**Given task**
Look through the records below and collect all lines that hold the string "text".

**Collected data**

****************************************

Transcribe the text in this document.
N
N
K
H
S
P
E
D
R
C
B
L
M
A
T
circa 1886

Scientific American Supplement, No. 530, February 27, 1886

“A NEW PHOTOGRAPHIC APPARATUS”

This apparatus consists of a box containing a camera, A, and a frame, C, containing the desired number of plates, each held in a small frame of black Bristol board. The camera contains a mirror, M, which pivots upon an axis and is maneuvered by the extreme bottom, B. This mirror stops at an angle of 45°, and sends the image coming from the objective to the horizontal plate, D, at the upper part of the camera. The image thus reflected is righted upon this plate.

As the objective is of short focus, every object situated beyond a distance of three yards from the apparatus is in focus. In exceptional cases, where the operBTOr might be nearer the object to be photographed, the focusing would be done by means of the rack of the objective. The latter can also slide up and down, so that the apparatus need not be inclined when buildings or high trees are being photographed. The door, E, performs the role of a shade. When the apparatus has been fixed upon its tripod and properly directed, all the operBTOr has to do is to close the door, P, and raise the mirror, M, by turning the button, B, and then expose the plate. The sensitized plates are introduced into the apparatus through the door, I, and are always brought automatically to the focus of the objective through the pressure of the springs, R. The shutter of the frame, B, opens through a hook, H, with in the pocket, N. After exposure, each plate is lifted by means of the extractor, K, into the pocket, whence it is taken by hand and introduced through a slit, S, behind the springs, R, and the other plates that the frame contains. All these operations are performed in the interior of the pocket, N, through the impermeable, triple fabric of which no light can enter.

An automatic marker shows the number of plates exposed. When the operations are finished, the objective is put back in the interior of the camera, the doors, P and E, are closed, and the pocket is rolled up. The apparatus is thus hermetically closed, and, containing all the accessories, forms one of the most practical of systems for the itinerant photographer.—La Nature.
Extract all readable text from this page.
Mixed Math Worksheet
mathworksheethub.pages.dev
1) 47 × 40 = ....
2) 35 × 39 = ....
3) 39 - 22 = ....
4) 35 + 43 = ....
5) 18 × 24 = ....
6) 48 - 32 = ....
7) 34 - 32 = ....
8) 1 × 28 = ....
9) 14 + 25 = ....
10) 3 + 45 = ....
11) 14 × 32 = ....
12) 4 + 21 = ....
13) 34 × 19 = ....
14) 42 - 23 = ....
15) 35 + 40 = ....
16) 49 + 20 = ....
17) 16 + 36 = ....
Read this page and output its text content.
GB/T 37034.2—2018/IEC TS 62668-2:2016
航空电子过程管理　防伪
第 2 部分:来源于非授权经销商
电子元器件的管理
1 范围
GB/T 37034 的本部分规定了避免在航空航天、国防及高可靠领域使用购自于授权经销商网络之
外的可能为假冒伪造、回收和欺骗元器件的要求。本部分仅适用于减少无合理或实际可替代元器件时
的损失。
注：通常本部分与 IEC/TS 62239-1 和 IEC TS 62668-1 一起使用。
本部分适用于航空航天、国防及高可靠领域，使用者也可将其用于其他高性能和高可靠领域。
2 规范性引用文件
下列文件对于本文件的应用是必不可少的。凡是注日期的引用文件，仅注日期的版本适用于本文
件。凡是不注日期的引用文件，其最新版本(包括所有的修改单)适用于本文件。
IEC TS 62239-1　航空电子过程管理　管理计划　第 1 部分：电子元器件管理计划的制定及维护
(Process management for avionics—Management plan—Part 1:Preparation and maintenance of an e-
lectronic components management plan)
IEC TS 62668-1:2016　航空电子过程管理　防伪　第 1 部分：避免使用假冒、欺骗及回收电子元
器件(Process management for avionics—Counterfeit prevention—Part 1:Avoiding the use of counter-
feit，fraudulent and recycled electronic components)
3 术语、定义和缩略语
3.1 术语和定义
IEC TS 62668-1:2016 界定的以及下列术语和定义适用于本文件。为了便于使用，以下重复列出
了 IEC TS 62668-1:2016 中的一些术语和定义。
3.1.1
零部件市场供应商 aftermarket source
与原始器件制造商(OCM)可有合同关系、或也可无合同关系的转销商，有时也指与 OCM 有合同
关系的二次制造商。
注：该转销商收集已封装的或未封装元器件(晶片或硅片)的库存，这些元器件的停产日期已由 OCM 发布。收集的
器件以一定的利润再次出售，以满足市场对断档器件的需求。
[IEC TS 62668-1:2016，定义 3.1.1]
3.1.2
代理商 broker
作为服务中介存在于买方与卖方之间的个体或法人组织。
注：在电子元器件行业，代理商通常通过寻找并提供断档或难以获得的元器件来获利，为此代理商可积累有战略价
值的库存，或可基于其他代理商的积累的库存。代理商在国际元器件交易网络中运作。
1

****************************************

**Exercise result**
Transcribe the text in this document.
Extract all readable text from this page.
Read this page and output its text content.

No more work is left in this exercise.